▶ Source data:
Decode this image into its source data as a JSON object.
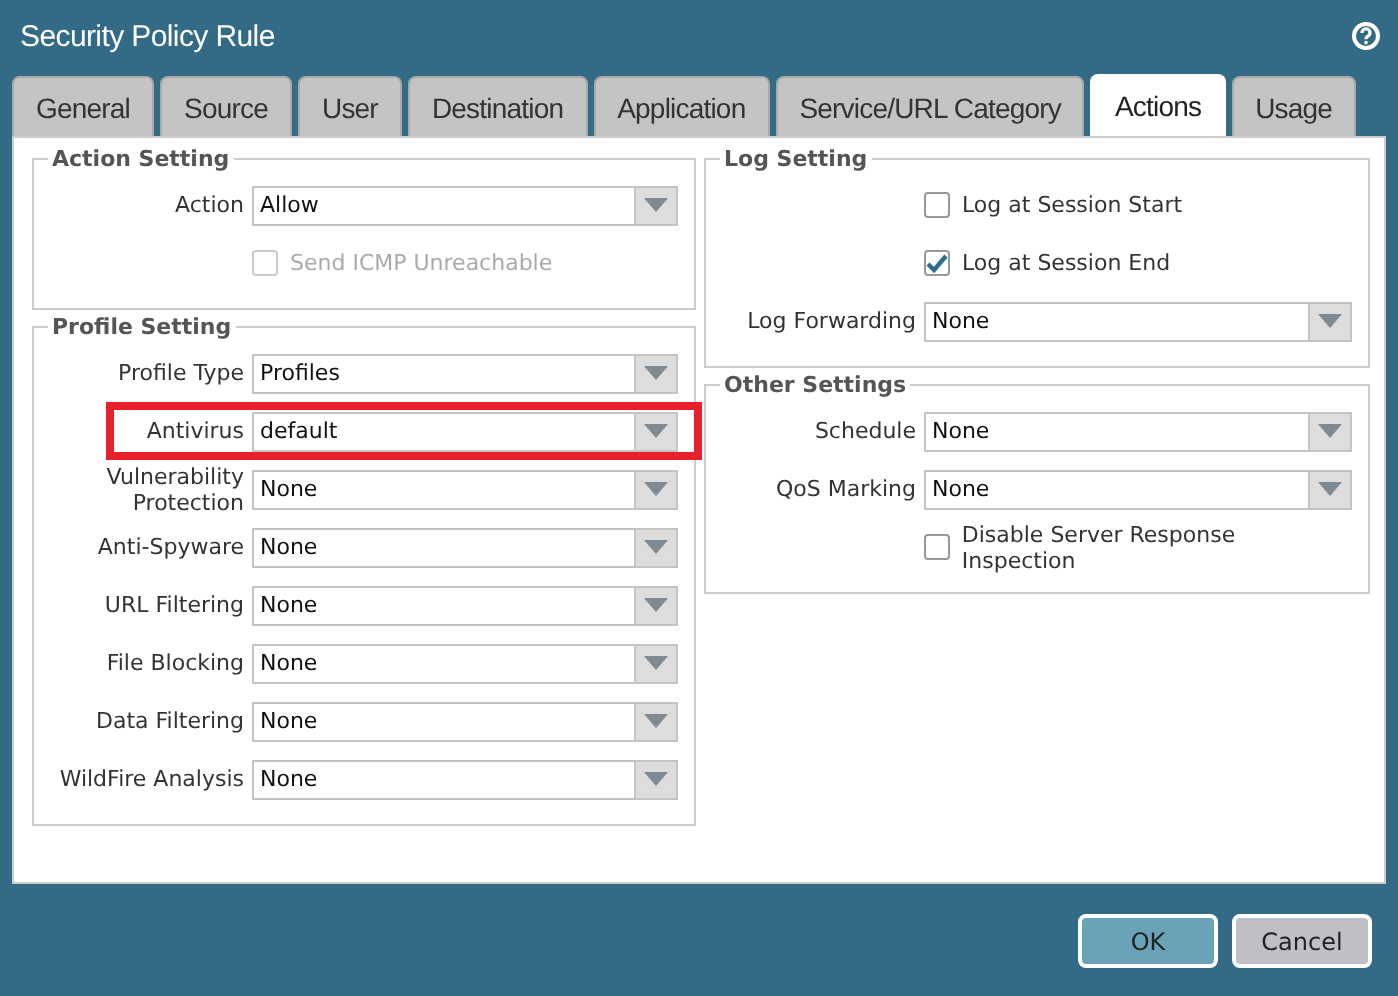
{
  "window": {
    "title": "Security Policy Rule"
  },
  "tabs": [
    {
      "label": "General",
      "selected": false
    },
    {
      "label": "Source",
      "selected": false
    },
    {
      "label": "User",
      "selected": false
    },
    {
      "label": "Destination",
      "selected": false
    },
    {
      "label": "Application",
      "selected": false
    },
    {
      "label": "Service/URL Category",
      "selected": false
    },
    {
      "label": "Actions",
      "selected": true
    },
    {
      "label": "Usage",
      "selected": false
    }
  ],
  "left_sections": [
    {
      "title": "Action Setting",
      "rows": [
        {
          "kind": "select",
          "label": "Action",
          "value": "Allow"
        },
        {
          "kind": "checkbox",
          "label": "Send ICMP Unreachable",
          "checked": false,
          "disabled": true
        }
      ]
    },
    {
      "title": "Profile Setting",
      "rows": [
        {
          "kind": "select",
          "label": "Profile Type",
          "value": "Profiles"
        },
        {
          "kind": "select",
          "label": "Antivirus",
          "value": "default",
          "highlighted": true
        },
        {
          "kind": "select",
          "label": "Vulnerability Protection",
          "value": "None"
        },
        {
          "kind": "select",
          "label": "Anti-Spyware",
          "value": "None"
        },
        {
          "kind": "select",
          "label": "URL Filtering",
          "value": "None"
        },
        {
          "kind": "select",
          "label": "File Blocking",
          "value": "None"
        },
        {
          "kind": "select",
          "label": "Data Filtering",
          "value": "None"
        },
        {
          "kind": "select",
          "label": "WildFire Analysis",
          "value": "None"
        }
      ]
    }
  ],
  "right_sections": [
    {
      "title": "Log Setting",
      "rows": [
        {
          "kind": "checkbox",
          "label": "Log at Session Start",
          "checked": false,
          "disabled": false
        },
        {
          "kind": "checkbox",
          "label": "Log at Session End",
          "checked": true,
          "disabled": false
        },
        {
          "kind": "select",
          "label": "Log Forwarding",
          "value": "None"
        }
      ]
    },
    {
      "title": "Other Settings",
      "rows": [
        {
          "kind": "select",
          "label": "Schedule",
          "value": "None"
        },
        {
          "kind": "select",
          "label": "QoS Marking",
          "value": "None"
        },
        {
          "kind": "checkbox",
          "label": "Disable Server Response Inspection",
          "checked": false,
          "disabled": false
        }
      ]
    }
  ],
  "buttons": [
    {
      "label": "OK",
      "kind": "primary"
    },
    {
      "label": "Cancel",
      "kind": "secondary"
    }
  ]
}
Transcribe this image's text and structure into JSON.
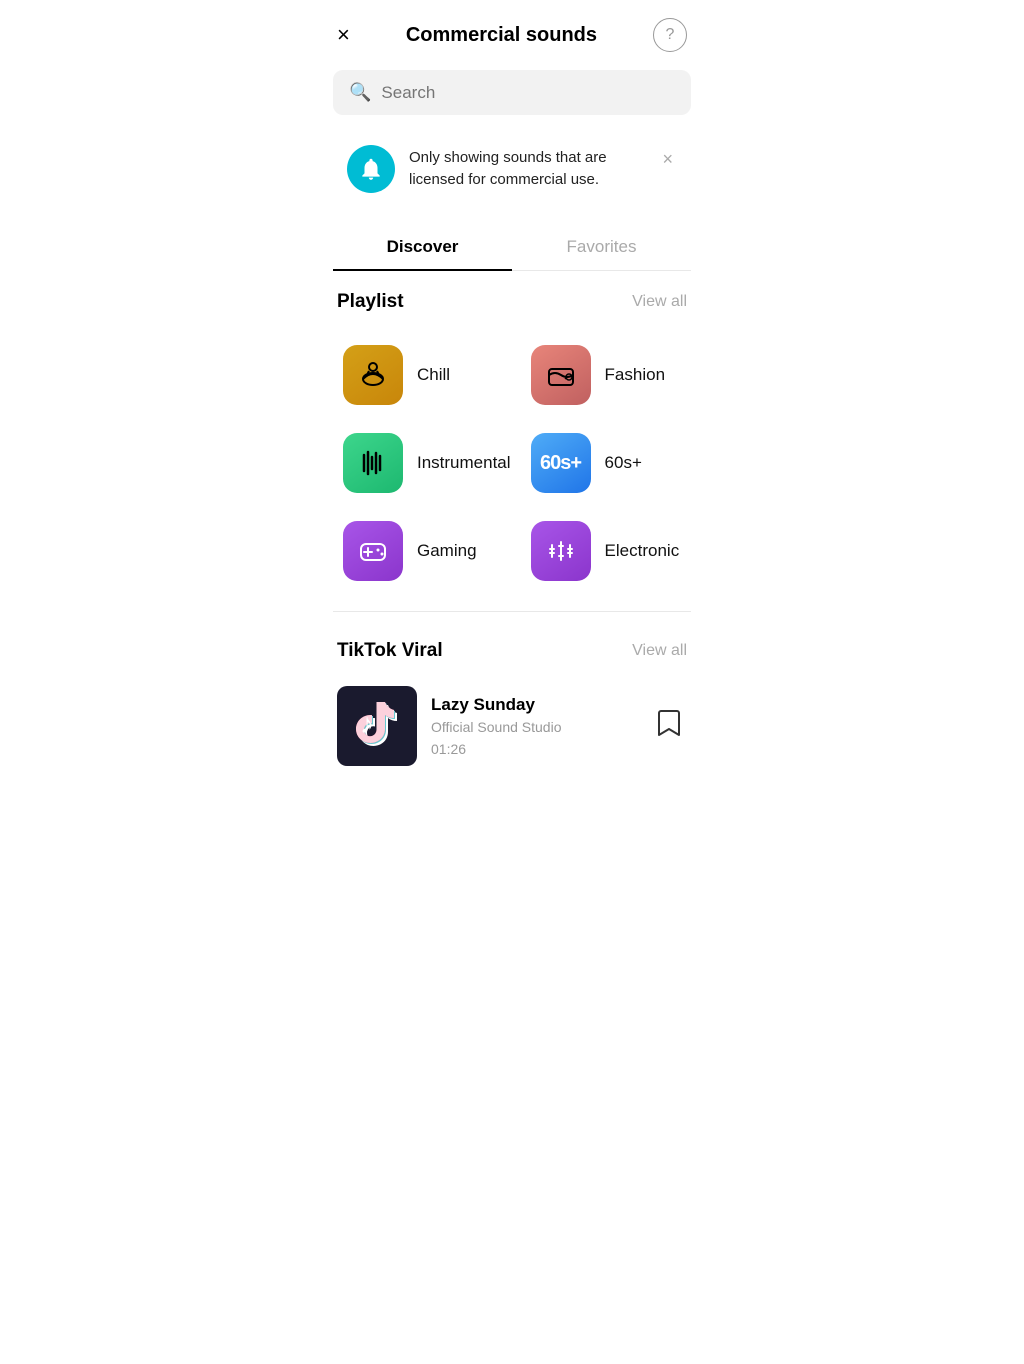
{
  "header": {
    "title": "Commercial sounds",
    "close_label": "×",
    "help_label": "?"
  },
  "search": {
    "placeholder": "Search"
  },
  "notice": {
    "text": "Only showing sounds that are licensed for commercial use."
  },
  "tabs": [
    {
      "id": "discover",
      "label": "Discover",
      "active": true
    },
    {
      "id": "favorites",
      "label": "Favorites",
      "active": false
    }
  ],
  "playlist_section": {
    "title": "Playlist",
    "view_all_label": "View all",
    "items": [
      {
        "id": "chill",
        "name": "Chill",
        "icon_class": "icon-chill",
        "icon_type": "chill"
      },
      {
        "id": "fashion",
        "name": "Fashion",
        "icon_class": "icon-fashion",
        "icon_type": "fashion"
      },
      {
        "id": "instrumental",
        "name": "Instrumental",
        "icon_class": "icon-instrumental",
        "icon_type": "instrumental"
      },
      {
        "id": "60s",
        "name": "60s+",
        "icon_class": "icon-60s",
        "icon_type": "60s"
      },
      {
        "id": "gaming",
        "name": "Gaming",
        "icon_class": "icon-gaming",
        "icon_type": "gaming"
      },
      {
        "id": "electronic",
        "name": "Electronic",
        "icon_class": "icon-electronic",
        "icon_type": "electronic"
      }
    ]
  },
  "viral_section": {
    "title": "TikTok Viral",
    "view_all_label": "View all",
    "songs": [
      {
        "id": "lazy-sunday",
        "title": "Lazy Sunday",
        "artist": "Official Sound Studio",
        "duration": "01:26"
      }
    ]
  }
}
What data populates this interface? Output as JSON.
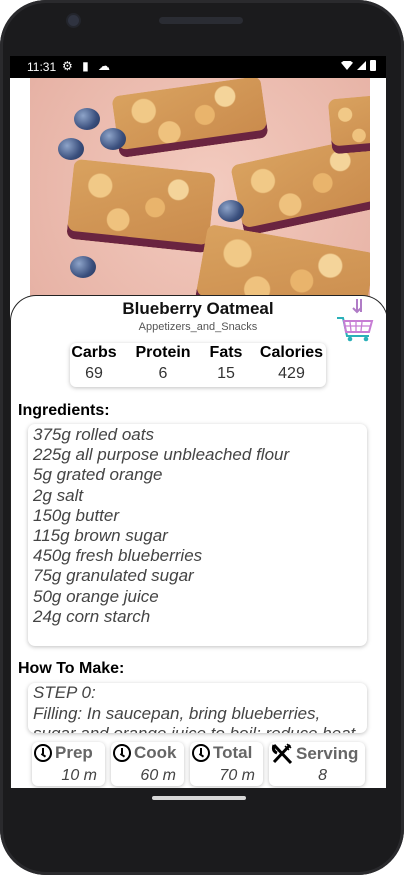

▶ What this task involves: The reply must contain every entry above, exactly as written, and none of the pictures.

▶ Result of the task:
Decode this image into its source data as a JSON object.
{
  "window": {
    "title": "Security Policy Rule"
  },
  "tabs": [
    {
      "label": "General",
      "selected": false
    },
    {
      "label": "Source",
      "selected": false
    },
    {
      "label": "User",
      "selected": false
    },
    {
      "label": "Destination",
      "selected": false
    },
    {
      "label": "Application",
      "selected": false
    },
    {
      "label": "Service/URL Category",
      "selected": false
    },
    {
      "label": "Actions",
      "selected": true
    },
    {
      "label": "Usage",
      "selected": false
    }
  ],
  "left_sections": [
    {
      "title": "Action Setting",
      "rows": [
        {
          "kind": "select",
          "label": "Action",
          "value": "Allow"
        },
        {
          "kind": "checkbox",
          "label": "Send ICMP Unreachable",
          "checked": false,
          "disabled": true
        }
      ]
    },
    {
      "title": "Profile Setting",
      "rows": [
        {
          "kind": "select",
          "label": "Profile Type",
          "value": "Profiles"
        },
        {
          "kind": "select",
          "label": "Antivirus",
          "value": "default",
          "highlighted": true
        },
        {
          "kind": "select",
          "label": "Vulnerability Protection",
          "value": "None"
        },
        {
          "kind": "select",
          "label": "Anti-Spyware",
          "value": "None"
        },
        {
          "kind": "select",
          "label": "URL Filtering",
          "value": "None"
        },
        {
          "kind": "select",
          "label": "File Blocking",
          "value": "None"
        },
        {
          "kind": "select",
          "label": "Data Filtering",
          "value": "None"
        },
        {
          "kind": "select",
          "label": "WildFire Analysis",
          "value": "None"
        }
      ]
    }
  ],
  "right_sections": [
    {
      "title": "Log Setting",
      "rows": [
        {
          "kind": "checkbox",
          "label": "Log at Session Start",
          "checked": false,
          "disabled": false
        },
        {
          "kind": "checkbox",
          "label": "Log at Session End",
          "checked": true,
          "disabled": false
        },
        {
          "kind": "select",
          "label": "Log Forwarding",
          "value": "None"
        }
      ]
    },
    {
      "title": "Other Settings",
      "rows": [
        {
          "kind": "select",
          "label": "Schedule",
          "value": "None"
        },
        {
          "kind": "select",
          "label": "QoS Marking",
          "value": "None"
        },
        {
          "kind": "checkbox",
          "label": "Disable Server Response Inspection",
          "checked": false,
          "disabled": false
        }
      ]
    }
  ],
  "buttons": [
    {
      "label": "OK",
      "kind": "primary"
    },
    {
      "label": "Cancel",
      "kind": "secondary"
    }
  ]
}
Transcribe this image's text and structure into JSON.
{
  "header": {
    "title": "Commercial sounds",
    "close_label": "×",
    "help_label": "?"
  },
  "search": {
    "placeholder": "Search"
  },
  "notice": {
    "text": "Only showing sounds that are licensed for commercial use."
  },
  "tabs": [
    {
      "id": "discover",
      "label": "Discover",
      "active": true
    },
    {
      "id": "favorites",
      "label": "Favorites",
      "active": false
    }
  ],
  "playlist_section": {
    "title": "Playlist",
    "view_all_label": "View all",
    "items": [
      {
        "id": "chill",
        "name": "Chill",
        "icon_class": "icon-chill",
        "icon_type": "chill"
      },
      {
        "id": "fashion",
        "name": "Fashion",
        "icon_class": "icon-fashion",
        "icon_type": "fashion"
      },
      {
        "id": "instrumental",
        "name": "Instrumental",
        "icon_class": "icon-instrumental",
        "icon_type": "instrumental"
      },
      {
        "id": "60s",
        "name": "60s+",
        "icon_class": "icon-60s",
        "icon_type": "60s"
      },
      {
        "id": "gaming",
        "name": "Gaming",
        "icon_class": "icon-gaming",
        "icon_type": "gaming"
      },
      {
        "id": "electronic",
        "name": "Electronic",
        "icon_class": "icon-electronic",
        "icon_type": "electronic"
      }
    ]
  },
  "viral_section": {
    "title": "TikTok Viral",
    "view_all_label": "View all",
    "songs": [
      {
        "id": "lazy-sunday",
        "title": "Lazy Sunday",
        "artist": "Official Sound Studio",
        "duration": "01:26"
      }
    ]
  }
}
What data populates this interface? Output as JSON.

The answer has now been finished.